=== SOURCE RECORDS ===
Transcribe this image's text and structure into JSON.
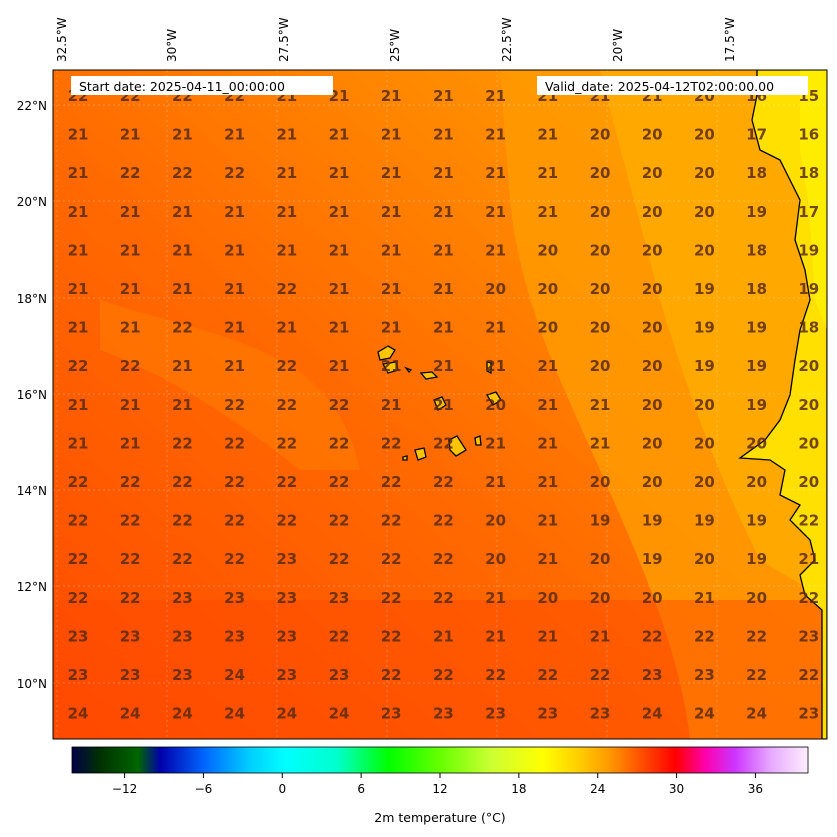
{
  "header": {
    "start_date": "Start date: 2025-04-11_00:00:00",
    "valid_date": "Valid_date: 2025-04-12T02:00:00.00"
  },
  "longitude_labels": [
    "32.5°W",
    "30°W",
    "27.5°W",
    "25°W",
    "22.5°W",
    "20°W",
    "17.5°W"
  ],
  "latitude_labels": [
    "22°N",
    "20°N",
    "18°N",
    "16°N",
    "14°N",
    "12°N",
    "10°N"
  ],
  "colorbar": {
    "title": "2m temperature ($^\\circ$C)",
    "title_display": "2m temperature (°C)",
    "range": [
      -16,
      40
    ],
    "ticks": [
      "−12",
      "−6",
      "0",
      "6",
      "12",
      "18",
      "24",
      "30",
      "36"
    ],
    "tick_values": [
      -12,
      -6,
      0,
      6,
      12,
      18,
      24,
      30,
      36
    ]
  },
  "map": {
    "extent_lon": [
      -32.9,
      -15.3
    ],
    "extent_lat": [
      8.9,
      22.8
    ],
    "colors": {
      "ocean_warm": "#ff6a00",
      "ocean_cool": "#ff9a00",
      "land": "#ffd000",
      "coast": "#000000"
    }
  },
  "station_values": [
    [
      "22",
      "22",
      "22",
      "22",
      "21",
      "21",
      "21",
      "21",
      "21",
      "21",
      "21",
      "21",
      "20",
      "16",
      "15"
    ],
    [
      "21",
      "21",
      "21",
      "21",
      "21",
      "21",
      "21",
      "21",
      "21",
      "21",
      "20",
      "20",
      "20",
      "17",
      "16"
    ],
    [
      "21",
      "22",
      "22",
      "22",
      "21",
      "21",
      "21",
      "21",
      "21",
      "21",
      "20",
      "20",
      "20",
      "18",
      "18"
    ],
    [
      "21",
      "21",
      "21",
      "21",
      "21",
      "21",
      "21",
      "21",
      "21",
      "21",
      "20",
      "20",
      "20",
      "19",
      "17"
    ],
    [
      "21",
      "21",
      "21",
      "21",
      "21",
      "21",
      "21",
      "21",
      "21",
      "20",
      "20",
      "20",
      "20",
      "18",
      "19"
    ],
    [
      "21",
      "21",
      "21",
      "21",
      "22",
      "21",
      "21",
      "21",
      "20",
      "20",
      "20",
      "20",
      "19",
      "18",
      "19"
    ],
    [
      "21",
      "21",
      "22",
      "21",
      "21",
      "21",
      "21",
      "21",
      "21",
      "20",
      "20",
      "20",
      "19",
      "19",
      "18"
    ],
    [
      "22",
      "22",
      "21",
      "21",
      "22",
      "21",
      "21",
      "21",
      "21",
      "21",
      "20",
      "20",
      "19",
      "19",
      "20"
    ],
    [
      "21",
      "21",
      "21",
      "22",
      "22",
      "22",
      "21",
      "21",
      "20",
      "21",
      "21",
      "20",
      "20",
      "19",
      "20"
    ],
    [
      "21",
      "21",
      "22",
      "22",
      "22",
      "22",
      "22",
      "22",
      "21",
      "21",
      "21",
      "20",
      "20",
      "20",
      "20"
    ],
    [
      "22",
      "22",
      "22",
      "22",
      "22",
      "22",
      "22",
      "22",
      "21",
      "21",
      "20",
      "20",
      "20",
      "20",
      "20"
    ],
    [
      "22",
      "22",
      "22",
      "22",
      "22",
      "22",
      "22",
      "22",
      "20",
      "21",
      "19",
      "19",
      "19",
      "19",
      "22"
    ],
    [
      "22",
      "22",
      "22",
      "22",
      "23",
      "22",
      "22",
      "22",
      "20",
      "21",
      "20",
      "19",
      "20",
      "19",
      "21"
    ],
    [
      "22",
      "22",
      "23",
      "23",
      "23",
      "23",
      "22",
      "22",
      "21",
      "20",
      "20",
      "20",
      "21",
      "20",
      "22"
    ],
    [
      "23",
      "23",
      "23",
      "23",
      "23",
      "22",
      "22",
      "21",
      "21",
      "21",
      "21",
      "22",
      "22",
      "22",
      "23"
    ],
    [
      "23",
      "23",
      "23",
      "24",
      "23",
      "23",
      "22",
      "22",
      "22",
      "22",
      "22",
      "23",
      "23",
      "22",
      "22"
    ],
    [
      "24",
      "24",
      "24",
      "24",
      "24",
      "24",
      "23",
      "23",
      "23",
      "23",
      "23",
      "24",
      "24",
      "24",
      "23"
    ]
  ]
}
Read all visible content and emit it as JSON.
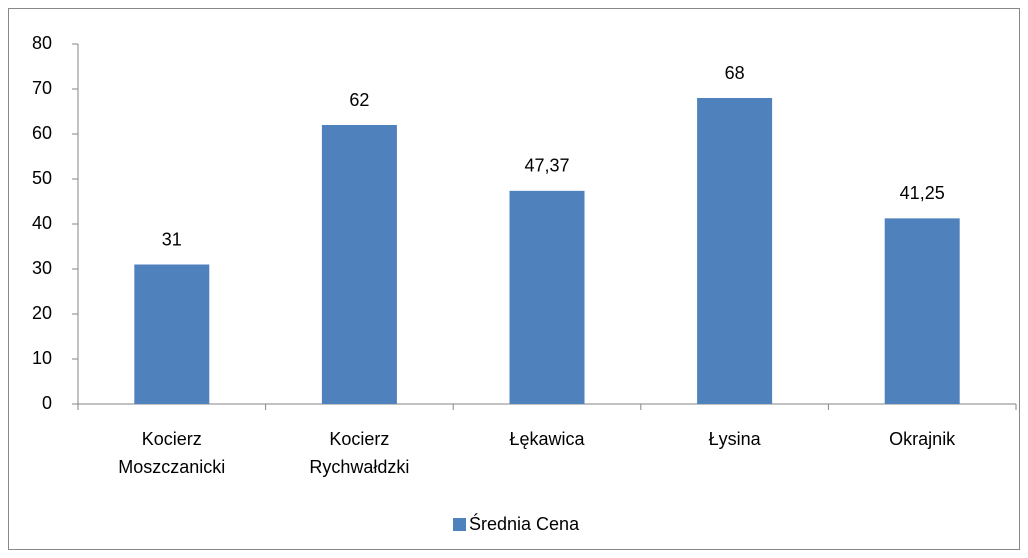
{
  "chart_data": {
    "type": "bar",
    "categories": [
      "Kocierz Moszczanicki",
      "Kocierz Rychwałdzki",
      "Łękawica",
      "Łysina",
      "Okrajnik"
    ],
    "series": [
      {
        "name": "Średnia Cena",
        "color": "#4f81bd",
        "values": [
          31,
          62,
          47.37,
          68,
          41.25
        ],
        "value_labels": [
          "31",
          "62",
          "47,37",
          "68",
          "41,25"
        ]
      }
    ],
    "ylim": [
      0,
      80
    ],
    "yticks": [
      0,
      10,
      20,
      30,
      40,
      50,
      60,
      70,
      80
    ],
    "grid": false,
    "legend": "bottom"
  }
}
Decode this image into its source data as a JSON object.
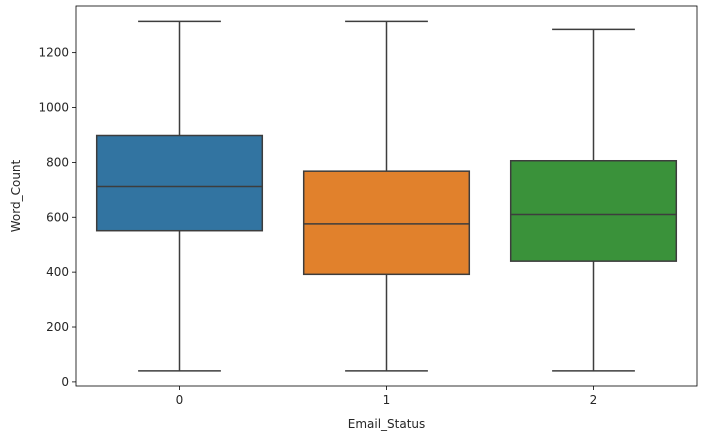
{
  "chart_data": {
    "type": "box",
    "xlabel": "Email_Status",
    "ylabel": "Word_Count",
    "ylim": [
      -15,
      1370
    ],
    "yticks": [
      0,
      200,
      400,
      600,
      800,
      1000,
      1200
    ],
    "grid": false,
    "categories": [
      "0",
      "1",
      "2"
    ],
    "boxes": [
      {
        "category": "0",
        "whisker_low": 40,
        "q1": 551,
        "median": 712,
        "q3": 898,
        "whisker_high": 1314,
        "color": "#3274a1"
      },
      {
        "category": "1",
        "whisker_low": 40,
        "q1": 392,
        "median": 576,
        "q3": 768,
        "whisker_high": 1314,
        "color": "#e1812c"
      },
      {
        "category": "2",
        "whisker_low": 40,
        "q1": 440,
        "median": 610,
        "q3": 806,
        "whisker_high": 1285,
        "color": "#3a923a"
      }
    ],
    "line_color": "#3d3d3d"
  }
}
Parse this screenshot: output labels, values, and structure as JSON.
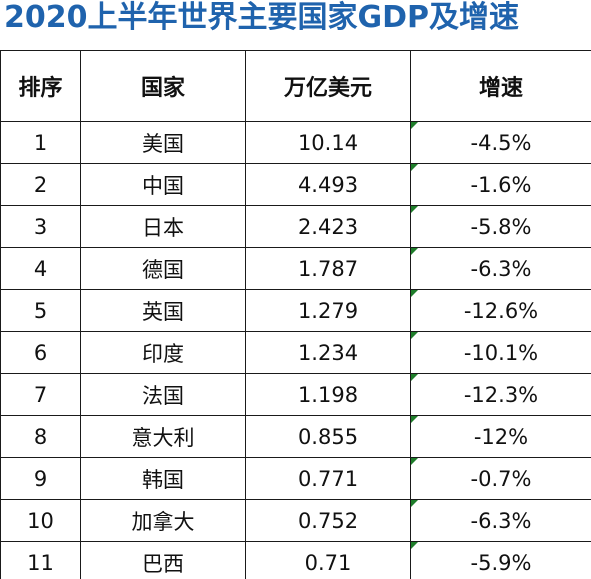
{
  "title": "2020上半年世界主要国家GDP及增速",
  "colors": {
    "title": "#1f63ad",
    "border": "#1a1a1a",
    "cell_flag": "#1e7d2a"
  },
  "table": {
    "headers": [
      "排序",
      "国家",
      "万亿美元",
      "增速"
    ],
    "rows": [
      {
        "rank": "1",
        "country": "美国",
        "gdp": "10.14",
        "growth": "-4.5%"
      },
      {
        "rank": "2",
        "country": "中国",
        "gdp": "4.493",
        "growth": "-1.6%"
      },
      {
        "rank": "3",
        "country": "日本",
        "gdp": "2.423",
        "growth": "-5.8%"
      },
      {
        "rank": "4",
        "country": "德国",
        "gdp": "1.787",
        "growth": "-6.3%"
      },
      {
        "rank": "5",
        "country": "英国",
        "gdp": "1.279",
        "growth": "-12.6%"
      },
      {
        "rank": "6",
        "country": "印度",
        "gdp": "1.234",
        "growth": "-10.1%"
      },
      {
        "rank": "7",
        "country": "法国",
        "gdp": "1.198",
        "growth": "-12.3%"
      },
      {
        "rank": "8",
        "country": "意大利",
        "gdp": "0.855",
        "growth": "-12%"
      },
      {
        "rank": "9",
        "country": "韩国",
        "gdp": "0.771",
        "growth": "-0.7%"
      },
      {
        "rank": "10",
        "country": "加拿大",
        "gdp": "0.752",
        "growth": "-6.3%"
      },
      {
        "rank": "11",
        "country": "巴西",
        "gdp": "0.71",
        "growth": "-5.9%"
      }
    ]
  }
}
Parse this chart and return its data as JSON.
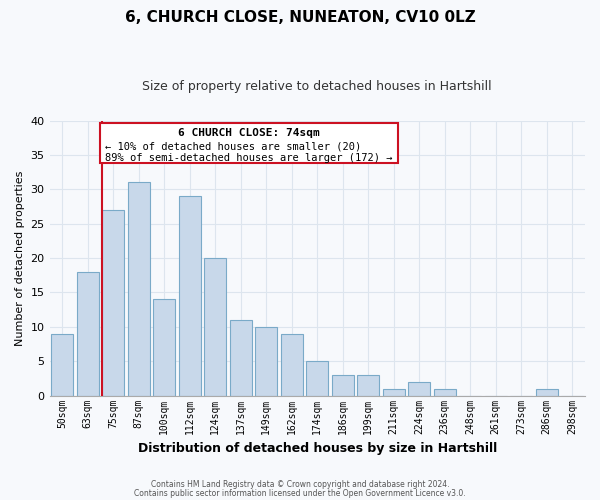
{
  "title": "6, CHURCH CLOSE, NUNEATON, CV10 0LZ",
  "subtitle": "Size of property relative to detached houses in Hartshill",
  "xlabel": "Distribution of detached houses by size in Hartshill",
  "ylabel": "Number of detached properties",
  "bar_labels": [
    "50sqm",
    "63sqm",
    "75sqm",
    "87sqm",
    "100sqm",
    "112sqm",
    "124sqm",
    "137sqm",
    "149sqm",
    "162sqm",
    "174sqm",
    "186sqm",
    "199sqm",
    "211sqm",
    "224sqm",
    "236sqm",
    "248sqm",
    "261sqm",
    "273sqm",
    "286sqm",
    "298sqm"
  ],
  "bar_heights": [
    9,
    18,
    27,
    31,
    14,
    29,
    20,
    11,
    10,
    9,
    5,
    3,
    3,
    1,
    2,
    1,
    0,
    0,
    0,
    1,
    0
  ],
  "bar_color": "#c8d8ea",
  "bar_edge_color": "#7aaac8",
  "highlight_bar_index": 2,
  "highlight_color": "#cc1122",
  "ylim": [
    0,
    40
  ],
  "yticks": [
    0,
    5,
    10,
    15,
    20,
    25,
    30,
    35,
    40
  ],
  "annotation_title": "6 CHURCH CLOSE: 74sqm",
  "annotation_line1": "← 10% of detached houses are smaller (20)",
  "annotation_line2": "89% of semi-detached houses are larger (172) →",
  "footer_line1": "Contains HM Land Registry data © Crown copyright and database right 2024.",
  "footer_line2": "Contains public sector information licensed under the Open Government Licence v3.0.",
  "background_color": "#f7f9fc",
  "grid_color": "#dde5ee",
  "title_fontsize": 11,
  "subtitle_fontsize": 9
}
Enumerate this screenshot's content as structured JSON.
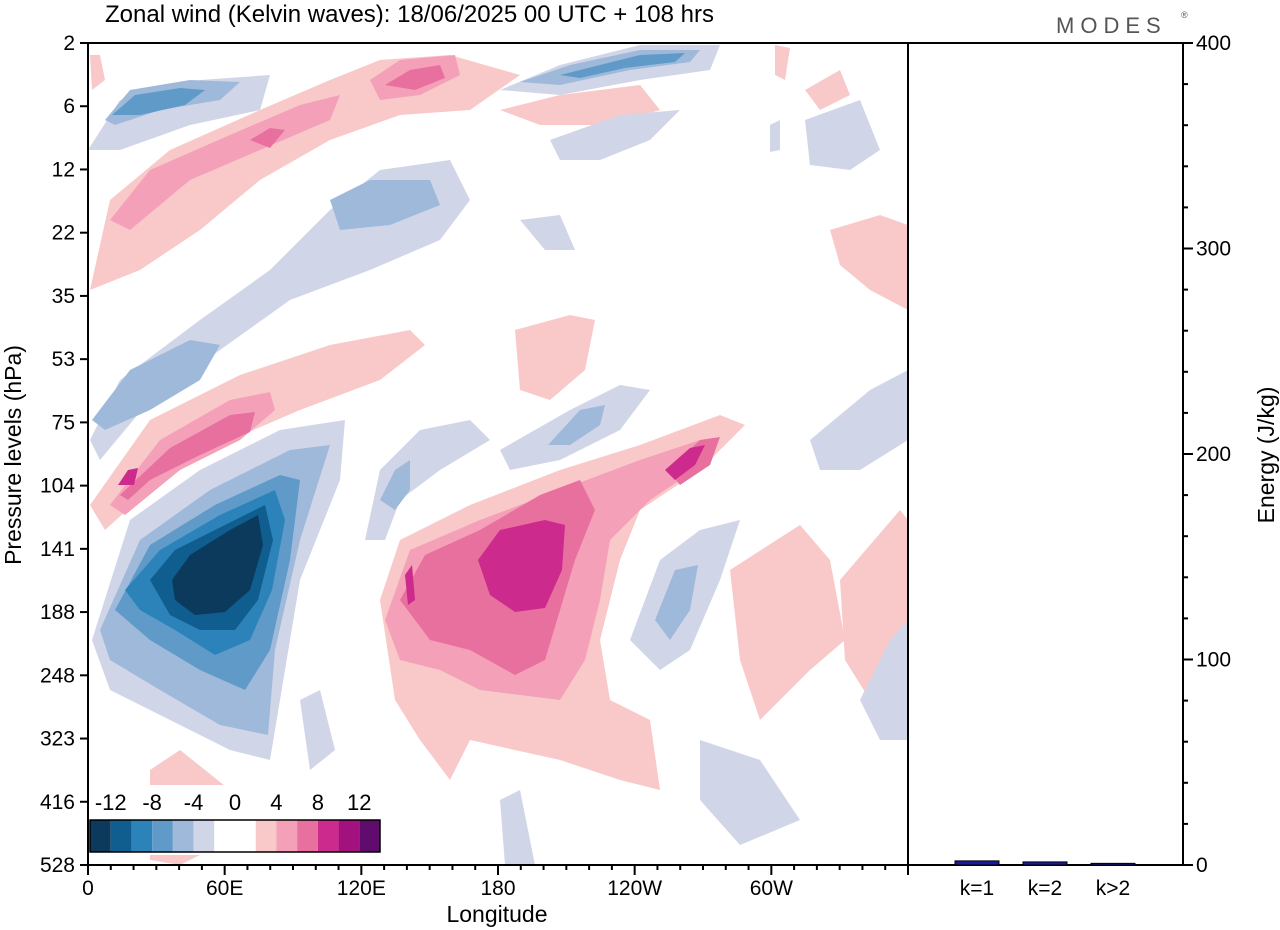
{
  "chart_data": [
    {
      "type": "heatmap",
      "title": "Zonal wind (Kelvin waves):  18/06/2025  00 UTC  + 108 hrs",
      "xlabel": "Longitude",
      "ylabel": "Pressure levels (hPa)",
      "x_tick_labels": [
        "0",
        "60E",
        "120E",
        "180",
        "120W",
        "60W"
      ],
      "x_ticks_deg": [
        0,
        60,
        120,
        180,
        240,
        300
      ],
      "xlim": [
        0,
        360
      ],
      "y_tick_labels": [
        "2",
        "6",
        "12",
        "22",
        "35",
        "53",
        "75",
        "104",
        "141",
        "188",
        "248",
        "323",
        "416",
        "528"
      ],
      "y_scale": "log",
      "colorbar": {
        "tick_labels": [
          "-12",
          "-8",
          "-4",
          "0",
          "4",
          "8",
          "12"
        ],
        "levels": [
          -14,
          -12,
          -10,
          -8,
          -6,
          -4,
          -2,
          0,
          2,
          4,
          6,
          8,
          10,
          12,
          14
        ],
        "colors": [
          "#0b3a5c",
          "#0f5e8f",
          "#2c83b9",
          "#5f9ac9",
          "#9fb9da",
          "#d1d5e8",
          "#ffffff",
          "#ffffff",
          "#f9c9c9",
          "#f4a0b8",
          "#e8709f",
          "#cc2a8c",
          "#a3117f",
          "#600b6e"
        ]
      },
      "features": [
        {
          "sign": "negative",
          "peak": -14,
          "lon": 48,
          "level_hpa": 150
        },
        {
          "sign": "positive",
          "peak": 12,
          "lon": 190,
          "level_hpa": 145
        },
        {
          "sign": "positive",
          "peak": 10,
          "lon": 250,
          "level_hpa": 95
        },
        {
          "sign": "positive",
          "peak": 10,
          "lon": 55,
          "level_hpa": 90
        },
        {
          "sign": "negative",
          "peak": -8,
          "lon": 225,
          "level_hpa": 2.5
        },
        {
          "sign": "negative",
          "peak": -8,
          "lon": 30,
          "level_hpa": 6
        },
        {
          "sign": "positive",
          "peak": 8,
          "lon": 145,
          "level_hpa": 4
        },
        {
          "sign": "negative",
          "peak": -6,
          "lon": 250,
          "level_hpa": 160
        },
        {
          "sign": "positive",
          "peak": 6,
          "lon": 345,
          "level_hpa": 160
        }
      ]
    },
    {
      "type": "bar",
      "categories": [
        "k=1",
        "k=2",
        "k>2"
      ],
      "values": [
        2,
        1.5,
        0.8
      ],
      "ylabel": "Energy (J/kg)",
      "ylim": [
        0,
        400
      ],
      "y_tick_labels": [
        "0",
        "100",
        "200",
        "300",
        "400"
      ],
      "bar_color": "#1a1aa0"
    }
  ],
  "logo": "MODES",
  "logo_mark": "®"
}
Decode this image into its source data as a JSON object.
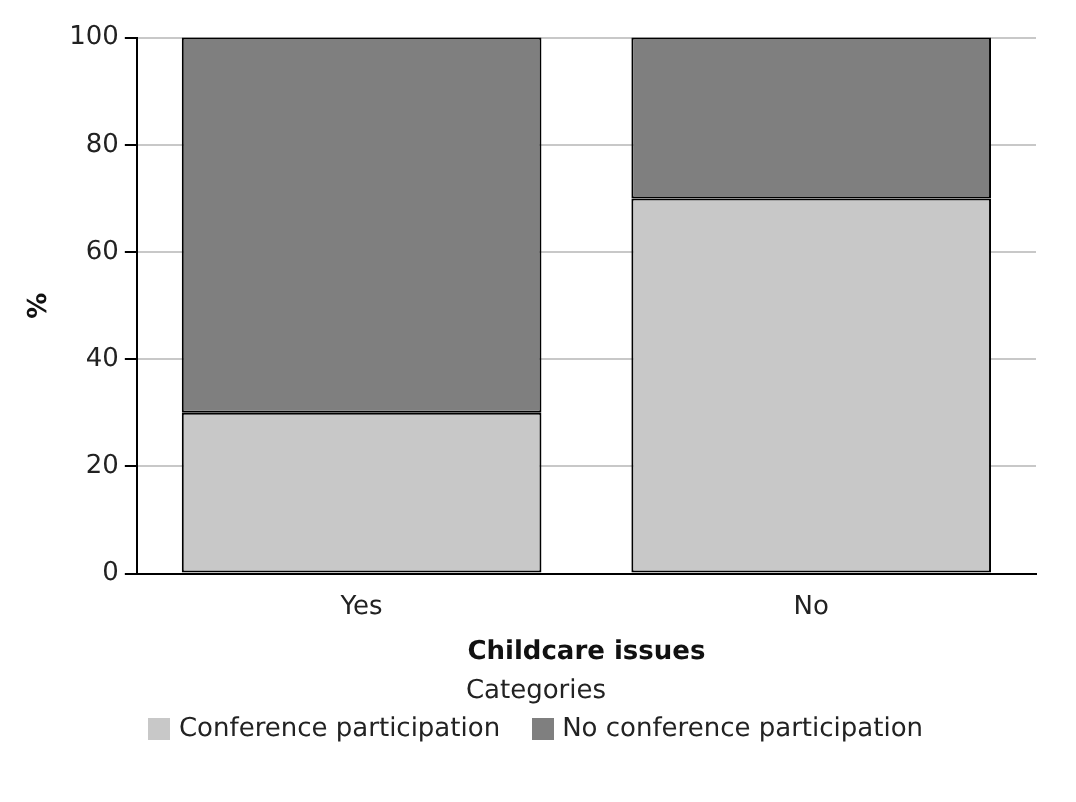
{
  "chart_data": {
    "type": "bar",
    "xlabel": "Childcare issues",
    "ylabel": "%",
    "legend_title": "Categories",
    "categories": [
      "Yes",
      "No"
    ],
    "stacked": true,
    "series": [
      {
        "name": "Conference participation",
        "color": "#c8c8c8",
        "values": [
          30,
          70
        ]
      },
      {
        "name": "No conference participation",
        "color": "#7f7f7f",
        "values": [
          70,
          30
        ]
      }
    ],
    "ylim": [
      0,
      100
    ],
    "yticks": [
      0,
      20,
      40,
      60,
      80,
      100
    ],
    "grid": "y",
    "legend": "bottom"
  }
}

=== EXERCISE ===
From the data, pick out every line that includes "Contains".

=== RESULT OF THE TASK ===
  "footer_line1": "Contains HM Land Registry data © Crown copyright and database right 2024.",
  "footer_line2": "Contains public sector information licensed under the Open Government Licence v3.0.",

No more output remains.